Excerpts from a figure dataset
______________________________
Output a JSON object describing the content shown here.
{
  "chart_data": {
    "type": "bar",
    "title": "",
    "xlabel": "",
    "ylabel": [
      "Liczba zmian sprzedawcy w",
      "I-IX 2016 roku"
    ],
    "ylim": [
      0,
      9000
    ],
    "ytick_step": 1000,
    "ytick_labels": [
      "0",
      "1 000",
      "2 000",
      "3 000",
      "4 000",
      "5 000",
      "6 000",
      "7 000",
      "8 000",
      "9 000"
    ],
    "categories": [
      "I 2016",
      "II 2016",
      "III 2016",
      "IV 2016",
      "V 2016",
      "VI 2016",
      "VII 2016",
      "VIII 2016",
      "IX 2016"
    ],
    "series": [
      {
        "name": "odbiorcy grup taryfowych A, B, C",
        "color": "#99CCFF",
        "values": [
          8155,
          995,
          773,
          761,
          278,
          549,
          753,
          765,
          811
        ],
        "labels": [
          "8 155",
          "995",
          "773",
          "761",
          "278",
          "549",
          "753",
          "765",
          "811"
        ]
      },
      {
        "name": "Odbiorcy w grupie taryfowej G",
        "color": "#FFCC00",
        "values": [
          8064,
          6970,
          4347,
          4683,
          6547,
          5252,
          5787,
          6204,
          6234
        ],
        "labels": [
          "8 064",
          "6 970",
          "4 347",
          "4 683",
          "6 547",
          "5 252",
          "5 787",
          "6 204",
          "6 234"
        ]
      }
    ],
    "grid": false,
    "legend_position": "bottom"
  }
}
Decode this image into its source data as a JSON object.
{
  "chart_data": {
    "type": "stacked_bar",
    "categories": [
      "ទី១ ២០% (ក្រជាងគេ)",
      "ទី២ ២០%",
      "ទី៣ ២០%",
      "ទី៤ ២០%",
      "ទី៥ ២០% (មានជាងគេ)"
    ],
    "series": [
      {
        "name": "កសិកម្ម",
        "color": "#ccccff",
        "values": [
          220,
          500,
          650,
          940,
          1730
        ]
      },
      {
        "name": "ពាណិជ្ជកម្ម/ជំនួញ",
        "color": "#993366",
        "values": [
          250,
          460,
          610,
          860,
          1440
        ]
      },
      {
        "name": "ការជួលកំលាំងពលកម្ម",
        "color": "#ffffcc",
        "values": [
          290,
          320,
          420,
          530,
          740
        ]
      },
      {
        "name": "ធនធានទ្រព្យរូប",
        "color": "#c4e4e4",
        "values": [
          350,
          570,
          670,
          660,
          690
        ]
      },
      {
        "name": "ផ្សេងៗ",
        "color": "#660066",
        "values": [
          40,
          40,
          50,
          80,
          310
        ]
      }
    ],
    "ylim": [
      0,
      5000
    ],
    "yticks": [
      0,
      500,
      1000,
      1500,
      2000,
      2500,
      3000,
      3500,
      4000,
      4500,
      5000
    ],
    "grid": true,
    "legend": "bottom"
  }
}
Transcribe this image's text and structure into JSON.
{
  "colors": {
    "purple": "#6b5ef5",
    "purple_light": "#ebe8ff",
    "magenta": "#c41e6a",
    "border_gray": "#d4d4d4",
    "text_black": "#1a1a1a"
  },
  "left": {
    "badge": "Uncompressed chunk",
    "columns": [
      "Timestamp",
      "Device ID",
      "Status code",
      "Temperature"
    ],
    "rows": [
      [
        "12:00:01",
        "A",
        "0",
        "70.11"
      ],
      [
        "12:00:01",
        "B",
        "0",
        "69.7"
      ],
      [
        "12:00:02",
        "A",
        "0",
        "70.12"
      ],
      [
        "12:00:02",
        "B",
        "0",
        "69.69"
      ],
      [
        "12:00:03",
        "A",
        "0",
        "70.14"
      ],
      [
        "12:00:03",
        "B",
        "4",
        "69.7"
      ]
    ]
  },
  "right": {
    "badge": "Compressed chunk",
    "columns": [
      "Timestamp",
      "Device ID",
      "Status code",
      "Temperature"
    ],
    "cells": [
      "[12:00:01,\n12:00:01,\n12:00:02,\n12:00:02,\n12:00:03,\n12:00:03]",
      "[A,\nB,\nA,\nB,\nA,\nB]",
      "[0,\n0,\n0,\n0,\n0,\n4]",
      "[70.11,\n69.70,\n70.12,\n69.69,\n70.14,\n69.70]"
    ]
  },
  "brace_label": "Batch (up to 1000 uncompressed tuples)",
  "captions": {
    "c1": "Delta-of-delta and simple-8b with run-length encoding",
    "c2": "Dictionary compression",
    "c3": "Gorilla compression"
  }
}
______________________________
[Exercise description]
Go back to the listing above and please repeat it exactly.

[Correct result]
Output a JSON object describing the content shown here.
{
  "chart_data": {
    "type": "bar",
    "title": "",
    "xlabel": "",
    "ylabel": [
      "Liczba zmian sprzedawcy w",
      "I-IX 2016 roku"
    ],
    "ylim": [
      0,
      9000
    ],
    "ytick_step": 1000,
    "ytick_labels": [
      "0",
      "1 000",
      "2 000",
      "3 000",
      "4 000",
      "5 000",
      "6 000",
      "7 000",
      "8 000",
      "9 000"
    ],
    "categories": [
      "I 2016",
      "II 2016",
      "III 2016",
      "IV 2016",
      "V 2016",
      "VI 2016",
      "VII 2016",
      "VIII 2016",
      "IX 2016"
    ],
    "series": [
      {
        "name": "odbiorcy grup taryfowych A, B, C",
        "color": "#99CCFF",
        "values": [
          8155,
          995,
          773,
          761,
          278,
          549,
          753,
          765,
          811
        ],
        "labels": [
          "8 155",
          "995",
          "773",
          "761",
          "278",
          "549",
          "753",
          "765",
          "811"
        ]
      },
      {
        "name": "Odbiorcy w grupie taryfowej G",
        "color": "#FFCC00",
        "values": [
          8064,
          6970,
          4347,
          4683,
          6547,
          5252,
          5787,
          6204,
          6234
        ],
        "labels": [
          "8 064",
          "6 970",
          "4 347",
          "4 683",
          "6 547",
          "5 252",
          "5 787",
          "6 204",
          "6 234"
        ]
      }
    ],
    "grid": false,
    "legend_position": "bottom"
  }
}
Decode this image into its source data as a JSON object.
{
  "chart_data": {
    "type": "stacked_bar",
    "categories": [
      "ទី១ ២០% (ក្រជាងគេ)",
      "ទី២ ២០%",
      "ទី៣ ២០%",
      "ទី៤ ២០%",
      "ទី៥ ២០% (មានជាងគេ)"
    ],
    "series": [
      {
        "name": "កសិកម្ម",
        "color": "#ccccff",
        "values": [
          220,
          500,
          650,
          940,
          1730
        ]
      },
      {
        "name": "ពាណិជ្ជកម្ម/ជំនួញ",
        "color": "#993366",
        "values": [
          250,
          460,
          610,
          860,
          1440
        ]
      },
      {
        "name": "ការជួលកំលាំងពលកម្ម",
        "color": "#ffffcc",
        "values": [
          290,
          320,
          420,
          530,
          740
        ]
      },
      {
        "name": "ធនធានទ្រព្យរូប",
        "color": "#c4e4e4",
        "values": [
          350,
          570,
          670,
          660,
          690
        ]
      },
      {
        "name": "ផ្សេងៗ",
        "color": "#660066",
        "values": [
          40,
          40,
          50,
          80,
          310
        ]
      }
    ],
    "ylim": [
      0,
      5000
    ],
    "yticks": [
      0,
      500,
      1000,
      1500,
      2000,
      2500,
      3000,
      3500,
      4000,
      4500,
      5000
    ],
    "grid": true,
    "legend": "bottom"
  }
}
Transcribe this image's text and structure into JSON.
{
  "colors": {
    "purple": "#6b5ef5",
    "purple_light": "#ebe8ff",
    "magenta": "#c41e6a",
    "border_gray": "#d4d4d4",
    "text_black": "#1a1a1a"
  },
  "left": {
    "badge": "Uncompressed chunk",
    "columns": [
      "Timestamp",
      "Device ID",
      "Status code",
      "Temperature"
    ],
    "rows": [
      [
        "12:00:01",
        "A",
        "0",
        "70.11"
      ],
      [
        "12:00:01",
        "B",
        "0",
        "69.7"
      ],
      [
        "12:00:02",
        "A",
        "0",
        "70.12"
      ],
      [
        "12:00:02",
        "B",
        "0",
        "69.69"
      ],
      [
        "12:00:03",
        "A",
        "0",
        "70.14"
      ],
      [
        "12:00:03",
        "B",
        "4",
        "69.7"
      ]
    ]
  },
  "right": {
    "badge": "Compressed chunk",
    "columns": [
      "Timestamp",
      "Device ID",
      "Status code",
      "Temperature"
    ],
    "cells": [
      "[12:00:01,\n12:00:01,\n12:00:02,\n12:00:02,\n12:00:03,\n12:00:03]",
      "[A,\nB,\nA,\nB,\nA,\nB]",
      "[0,\n0,\n0,\n0,\n0,\n4]",
      "[70.11,\n69.70,\n70.12,\n69.69,\n70.14,\n69.70]"
    ]
  },
  "brace_label": "Batch (up to 1000 uncompressed tuples)",
  "captions": {
    "c1": "Delta-of-delta and simple-8b with run-length encoding",
    "c2": "Dictionary compression",
    "c3": "Gorilla compression"
  }
}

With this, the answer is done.